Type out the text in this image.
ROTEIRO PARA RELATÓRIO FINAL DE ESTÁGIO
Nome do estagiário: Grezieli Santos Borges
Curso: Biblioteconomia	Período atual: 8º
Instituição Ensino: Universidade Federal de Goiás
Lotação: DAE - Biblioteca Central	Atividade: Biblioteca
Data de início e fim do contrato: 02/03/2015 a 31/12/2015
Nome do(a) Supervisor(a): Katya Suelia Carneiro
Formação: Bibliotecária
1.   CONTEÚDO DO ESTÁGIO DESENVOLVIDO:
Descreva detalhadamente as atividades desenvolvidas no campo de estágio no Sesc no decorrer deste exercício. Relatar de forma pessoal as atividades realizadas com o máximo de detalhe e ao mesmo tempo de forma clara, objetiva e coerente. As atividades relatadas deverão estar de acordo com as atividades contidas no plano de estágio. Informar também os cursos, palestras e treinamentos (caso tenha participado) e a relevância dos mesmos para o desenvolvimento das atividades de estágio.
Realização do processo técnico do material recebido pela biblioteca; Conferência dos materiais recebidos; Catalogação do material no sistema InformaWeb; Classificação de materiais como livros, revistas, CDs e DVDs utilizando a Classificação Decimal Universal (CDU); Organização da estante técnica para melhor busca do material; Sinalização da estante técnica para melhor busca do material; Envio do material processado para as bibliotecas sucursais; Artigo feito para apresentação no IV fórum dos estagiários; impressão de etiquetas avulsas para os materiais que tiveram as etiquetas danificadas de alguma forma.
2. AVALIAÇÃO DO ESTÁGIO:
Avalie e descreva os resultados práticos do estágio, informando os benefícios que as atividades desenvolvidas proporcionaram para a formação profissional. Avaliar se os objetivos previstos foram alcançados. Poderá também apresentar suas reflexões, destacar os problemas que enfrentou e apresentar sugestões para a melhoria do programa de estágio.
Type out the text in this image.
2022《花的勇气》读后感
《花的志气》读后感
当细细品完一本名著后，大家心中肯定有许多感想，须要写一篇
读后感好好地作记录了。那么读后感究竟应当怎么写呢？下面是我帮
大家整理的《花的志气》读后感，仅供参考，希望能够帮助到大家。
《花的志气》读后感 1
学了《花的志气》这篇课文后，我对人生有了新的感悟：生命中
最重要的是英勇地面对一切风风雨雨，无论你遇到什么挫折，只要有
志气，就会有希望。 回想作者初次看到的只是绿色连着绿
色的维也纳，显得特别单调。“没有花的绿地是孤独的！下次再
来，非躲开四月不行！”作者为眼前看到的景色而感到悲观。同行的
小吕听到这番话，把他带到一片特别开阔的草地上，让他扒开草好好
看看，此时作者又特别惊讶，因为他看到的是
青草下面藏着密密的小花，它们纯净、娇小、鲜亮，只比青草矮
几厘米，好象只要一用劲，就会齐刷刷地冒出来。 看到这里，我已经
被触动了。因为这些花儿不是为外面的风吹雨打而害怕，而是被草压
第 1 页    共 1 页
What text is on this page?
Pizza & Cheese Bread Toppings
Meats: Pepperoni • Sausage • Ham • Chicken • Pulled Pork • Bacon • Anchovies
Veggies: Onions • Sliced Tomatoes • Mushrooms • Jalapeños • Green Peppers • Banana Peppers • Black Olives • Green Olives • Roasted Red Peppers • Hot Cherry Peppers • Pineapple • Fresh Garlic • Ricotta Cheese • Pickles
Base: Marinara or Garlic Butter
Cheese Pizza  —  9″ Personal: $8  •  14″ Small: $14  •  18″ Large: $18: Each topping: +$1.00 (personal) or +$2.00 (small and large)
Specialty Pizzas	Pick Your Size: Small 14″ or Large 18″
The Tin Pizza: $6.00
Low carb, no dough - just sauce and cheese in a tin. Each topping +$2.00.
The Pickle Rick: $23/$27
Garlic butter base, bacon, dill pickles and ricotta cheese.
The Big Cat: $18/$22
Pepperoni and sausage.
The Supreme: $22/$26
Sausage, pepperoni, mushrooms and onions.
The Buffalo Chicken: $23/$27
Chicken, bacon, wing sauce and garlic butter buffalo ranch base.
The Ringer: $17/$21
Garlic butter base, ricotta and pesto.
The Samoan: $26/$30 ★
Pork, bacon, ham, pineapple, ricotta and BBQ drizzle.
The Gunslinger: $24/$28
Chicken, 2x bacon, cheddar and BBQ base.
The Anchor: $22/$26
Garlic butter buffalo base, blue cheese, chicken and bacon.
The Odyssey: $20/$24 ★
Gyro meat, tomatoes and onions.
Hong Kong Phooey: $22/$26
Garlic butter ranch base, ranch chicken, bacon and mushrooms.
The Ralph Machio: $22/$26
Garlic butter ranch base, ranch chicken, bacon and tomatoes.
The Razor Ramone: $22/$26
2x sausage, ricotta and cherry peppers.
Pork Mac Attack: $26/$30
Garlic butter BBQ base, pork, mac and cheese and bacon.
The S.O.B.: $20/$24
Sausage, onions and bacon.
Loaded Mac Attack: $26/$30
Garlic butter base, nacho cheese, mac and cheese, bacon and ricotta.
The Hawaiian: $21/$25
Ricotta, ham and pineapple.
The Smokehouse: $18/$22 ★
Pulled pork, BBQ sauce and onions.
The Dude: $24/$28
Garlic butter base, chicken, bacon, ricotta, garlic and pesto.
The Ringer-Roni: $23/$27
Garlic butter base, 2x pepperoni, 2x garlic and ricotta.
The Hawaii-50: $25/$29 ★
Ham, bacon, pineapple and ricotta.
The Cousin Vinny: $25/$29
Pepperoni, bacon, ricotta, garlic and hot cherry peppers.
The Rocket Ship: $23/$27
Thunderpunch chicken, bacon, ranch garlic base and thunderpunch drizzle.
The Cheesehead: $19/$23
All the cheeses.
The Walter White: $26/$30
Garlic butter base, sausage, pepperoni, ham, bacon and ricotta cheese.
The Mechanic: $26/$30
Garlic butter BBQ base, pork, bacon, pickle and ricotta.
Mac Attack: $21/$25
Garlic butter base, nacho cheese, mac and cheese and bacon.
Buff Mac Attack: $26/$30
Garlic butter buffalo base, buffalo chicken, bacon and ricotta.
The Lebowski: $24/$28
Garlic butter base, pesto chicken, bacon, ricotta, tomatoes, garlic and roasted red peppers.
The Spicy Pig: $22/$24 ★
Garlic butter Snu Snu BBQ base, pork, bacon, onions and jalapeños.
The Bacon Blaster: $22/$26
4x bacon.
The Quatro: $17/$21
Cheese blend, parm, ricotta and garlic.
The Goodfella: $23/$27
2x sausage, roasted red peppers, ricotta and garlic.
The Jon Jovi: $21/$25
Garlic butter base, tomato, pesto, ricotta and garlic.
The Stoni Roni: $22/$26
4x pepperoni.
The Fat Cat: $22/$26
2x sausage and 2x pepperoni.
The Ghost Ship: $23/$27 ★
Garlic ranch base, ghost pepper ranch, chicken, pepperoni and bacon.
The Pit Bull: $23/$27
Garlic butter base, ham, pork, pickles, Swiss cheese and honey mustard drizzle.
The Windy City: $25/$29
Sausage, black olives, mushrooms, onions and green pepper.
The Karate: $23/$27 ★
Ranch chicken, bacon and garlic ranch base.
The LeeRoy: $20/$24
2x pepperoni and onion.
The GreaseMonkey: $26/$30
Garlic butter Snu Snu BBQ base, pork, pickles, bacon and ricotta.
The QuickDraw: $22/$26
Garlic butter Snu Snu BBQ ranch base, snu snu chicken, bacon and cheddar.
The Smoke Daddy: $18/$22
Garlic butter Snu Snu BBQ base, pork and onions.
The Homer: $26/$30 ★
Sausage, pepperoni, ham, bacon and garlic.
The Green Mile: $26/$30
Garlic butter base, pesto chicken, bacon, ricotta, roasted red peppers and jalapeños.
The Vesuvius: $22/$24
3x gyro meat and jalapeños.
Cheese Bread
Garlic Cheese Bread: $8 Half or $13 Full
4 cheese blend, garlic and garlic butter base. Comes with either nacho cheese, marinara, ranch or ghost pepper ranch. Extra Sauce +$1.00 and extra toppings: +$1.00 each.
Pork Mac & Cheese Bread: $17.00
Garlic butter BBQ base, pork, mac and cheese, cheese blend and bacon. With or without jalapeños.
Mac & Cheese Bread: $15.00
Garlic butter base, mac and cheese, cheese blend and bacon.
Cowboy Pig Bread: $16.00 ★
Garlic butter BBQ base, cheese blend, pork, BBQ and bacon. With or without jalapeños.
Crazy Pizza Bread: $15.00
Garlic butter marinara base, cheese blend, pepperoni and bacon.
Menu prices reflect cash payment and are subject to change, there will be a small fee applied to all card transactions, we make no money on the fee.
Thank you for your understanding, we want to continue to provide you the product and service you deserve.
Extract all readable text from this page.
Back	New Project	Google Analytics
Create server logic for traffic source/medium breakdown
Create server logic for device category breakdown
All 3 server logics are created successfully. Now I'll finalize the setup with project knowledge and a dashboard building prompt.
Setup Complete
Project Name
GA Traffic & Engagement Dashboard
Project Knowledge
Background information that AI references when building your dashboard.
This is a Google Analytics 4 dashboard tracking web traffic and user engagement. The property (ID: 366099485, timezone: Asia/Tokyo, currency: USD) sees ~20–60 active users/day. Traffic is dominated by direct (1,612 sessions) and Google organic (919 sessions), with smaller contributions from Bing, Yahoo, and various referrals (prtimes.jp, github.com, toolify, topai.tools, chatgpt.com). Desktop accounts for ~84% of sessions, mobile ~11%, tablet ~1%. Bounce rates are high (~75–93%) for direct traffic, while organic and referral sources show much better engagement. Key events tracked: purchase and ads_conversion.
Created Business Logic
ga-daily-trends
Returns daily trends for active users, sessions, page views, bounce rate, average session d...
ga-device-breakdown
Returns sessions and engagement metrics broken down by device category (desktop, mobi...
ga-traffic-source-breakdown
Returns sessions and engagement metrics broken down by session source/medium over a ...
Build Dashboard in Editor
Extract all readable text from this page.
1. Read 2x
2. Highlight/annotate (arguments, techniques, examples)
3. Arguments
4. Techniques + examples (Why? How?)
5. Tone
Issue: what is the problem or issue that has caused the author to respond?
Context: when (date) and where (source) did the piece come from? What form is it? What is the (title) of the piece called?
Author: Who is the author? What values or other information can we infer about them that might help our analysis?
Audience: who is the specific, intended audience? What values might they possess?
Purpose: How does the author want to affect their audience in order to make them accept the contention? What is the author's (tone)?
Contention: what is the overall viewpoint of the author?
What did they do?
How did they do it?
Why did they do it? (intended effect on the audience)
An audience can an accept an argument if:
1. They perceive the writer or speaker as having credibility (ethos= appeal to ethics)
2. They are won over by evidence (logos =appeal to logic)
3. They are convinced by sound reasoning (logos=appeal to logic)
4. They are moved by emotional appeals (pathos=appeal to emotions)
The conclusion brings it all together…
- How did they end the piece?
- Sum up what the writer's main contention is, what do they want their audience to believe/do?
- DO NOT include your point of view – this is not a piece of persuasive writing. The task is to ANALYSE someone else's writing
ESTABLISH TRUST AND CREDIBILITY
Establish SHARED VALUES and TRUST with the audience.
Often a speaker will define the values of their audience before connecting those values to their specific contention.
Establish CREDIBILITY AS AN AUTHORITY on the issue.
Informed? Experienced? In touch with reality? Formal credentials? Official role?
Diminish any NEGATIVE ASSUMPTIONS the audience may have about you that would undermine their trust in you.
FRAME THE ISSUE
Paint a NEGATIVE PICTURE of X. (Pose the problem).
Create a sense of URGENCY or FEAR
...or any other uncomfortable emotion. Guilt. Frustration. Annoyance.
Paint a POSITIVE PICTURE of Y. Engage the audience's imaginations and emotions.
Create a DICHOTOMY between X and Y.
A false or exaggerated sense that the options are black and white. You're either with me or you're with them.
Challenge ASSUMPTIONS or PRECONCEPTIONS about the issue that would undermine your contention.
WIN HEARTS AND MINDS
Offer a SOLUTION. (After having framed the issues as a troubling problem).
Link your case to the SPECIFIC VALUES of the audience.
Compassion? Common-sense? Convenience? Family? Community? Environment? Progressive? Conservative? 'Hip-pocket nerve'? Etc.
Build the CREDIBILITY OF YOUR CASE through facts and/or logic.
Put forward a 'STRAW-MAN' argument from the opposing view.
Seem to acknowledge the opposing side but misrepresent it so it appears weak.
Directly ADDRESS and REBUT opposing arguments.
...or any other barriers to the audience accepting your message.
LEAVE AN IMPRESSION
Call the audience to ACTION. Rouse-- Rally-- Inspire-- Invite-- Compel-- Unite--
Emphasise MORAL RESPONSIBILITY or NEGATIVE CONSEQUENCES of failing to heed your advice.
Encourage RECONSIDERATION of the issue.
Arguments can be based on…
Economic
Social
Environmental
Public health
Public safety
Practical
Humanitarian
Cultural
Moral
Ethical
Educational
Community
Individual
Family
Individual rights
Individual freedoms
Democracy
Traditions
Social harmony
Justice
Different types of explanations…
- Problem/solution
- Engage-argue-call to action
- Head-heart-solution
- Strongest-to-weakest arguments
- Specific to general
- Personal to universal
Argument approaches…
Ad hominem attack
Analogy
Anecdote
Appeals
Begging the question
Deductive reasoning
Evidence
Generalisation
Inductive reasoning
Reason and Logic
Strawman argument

GOAL » Gather every line from the listing above in which "logos" appears, and copy those lines.

SOLUTION TO THIS PROBLEM »
2. They are won over by evidence (logos =appeal to logic)
3. They are convinced by sound reasoning (logos=appeal to logic)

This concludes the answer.